## The task
Copy each line exactly. Drop every picture.

## Dataset extract

· · ·

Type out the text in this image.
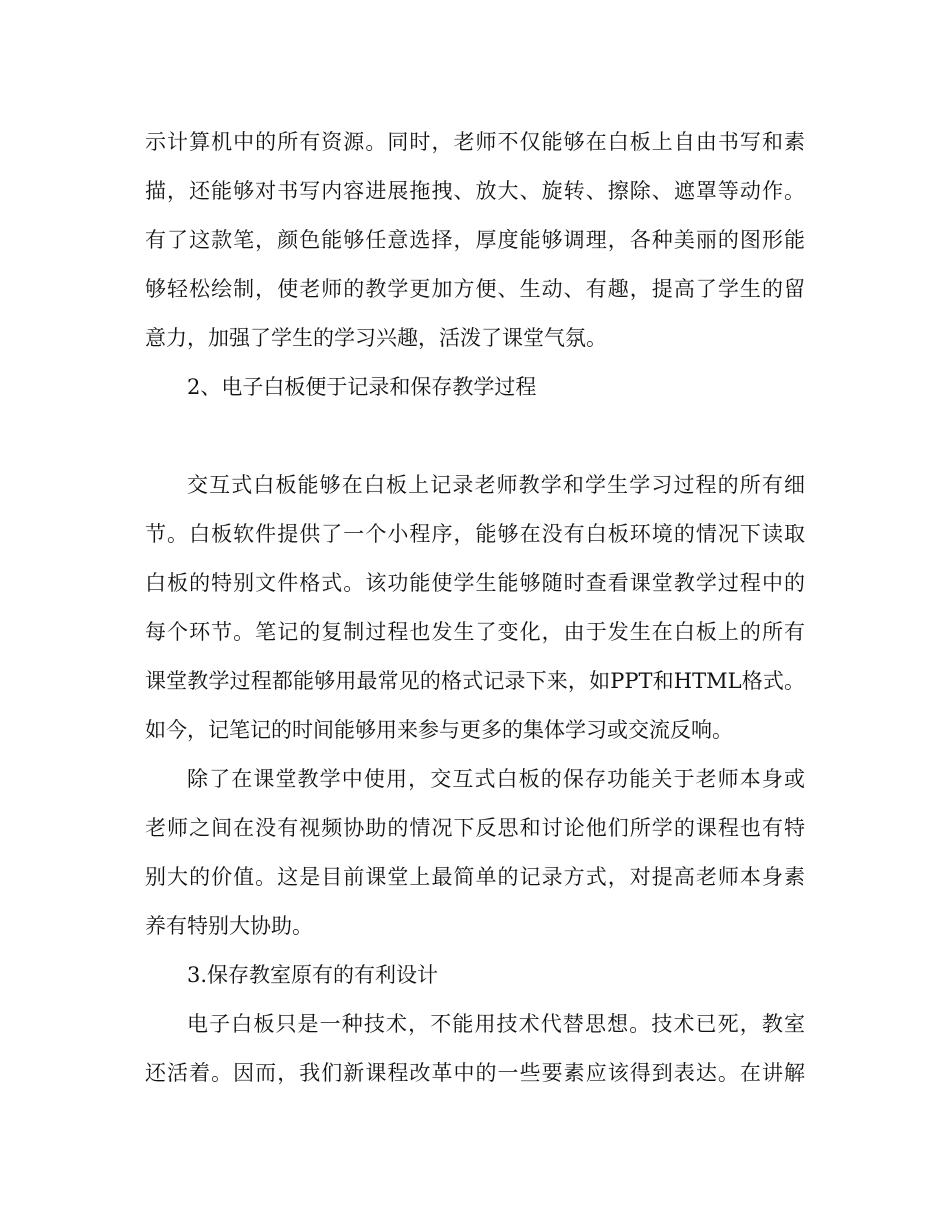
示计算机中的所有资源。同时，老师不仅能够在白板上自由书写和素
描，还能够对书写内容进展拖拽、放大、旋转、擦除、遮罩等动作。
有了这款笔，颜色能够任意选择，厚度能够调理，各种美丽的图形能
够轻松绘制，使老师的教学更加方便、生动、有趣，提高了学生的留
意力，加强了学生的学习兴趣，活泼了课堂气氛。
2、电子白板便于记录和保存教学过程
交互式白板能够在白板上记录老师教学和学生学习过程的所有细
节。白板软件提供了一个小程序，能够在没有白板环境的情况下读取
白板的特别文件格式。该功能使学生能够随时查看课堂教学过程中的
每个环节。笔记的复制过程也发生了变化，由于发生在白板上的所有
课堂教学过程都能够用最常见的格式记录下来，如PPT和HTML格式。
如今，记笔记的时间能够用来参与更多的集体学习或交流反响。
除了在课堂教学中使用，交互式白板的保存功能关于老师本身或
老师之间在没有视频协助的情况下反思和讨论他们所学的课程也有特
别大的价值。这是目前课堂上最简单的记录方式，对提高老师本身素
养有特别大协助。
3.保存教室原有的有利设计
电子白板只是一种技术，不能用技术代替思想。技术已死，教室
还活着。因而，我们新课程改革中的一些要素应该得到表达。在讲解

· · ·

## Correct result
Type out the text in this image.
示计算机中的所有资源。同时，老师不仅能够在白板上自由书写和素
描，还能够对书写内容进展拖拽、放大、旋转、擦除、遮罩等动作。
有了这款笔，颜色能够任意选择，厚度能够调理，各种美丽的图形能
够轻松绘制，使老师的教学更加方便、生动、有趣，提高了学生的留
意力，加强了学生的学习兴趣，活泼了课堂气氛。
2、电子白板便于记录和保存教学过程
交互式白板能够在白板上记录老师教学和学生学习过程的所有细
节。白板软件提供了一个小程序，能够在没有白板环境的情况下读取
白板的特别文件格式。该功能使学生能够随时查看课堂教学过程中的
每个环节。笔记的复制过程也发生了变化，由于发生在白板上的所有
课堂教学过程都能够用最常见的格式记录下来，如PPT和HTML格式。
如今，记笔记的时间能够用来参与更多的集体学习或交流反响。
除了在课堂教学中使用，交互式白板的保存功能关于老师本身或
老师之间在没有视频协助的情况下反思和讨论他们所学的课程也有特
别大的价值。这是目前课堂上最简单的记录方式，对提高老师本身素
养有特别大协助。
3.保存教室原有的有利设计
电子白板只是一种技术，不能用技术代替思想。技术已死，教室
还活着。因而，我们新课程改革中的一些要素应该得到表达。在讲解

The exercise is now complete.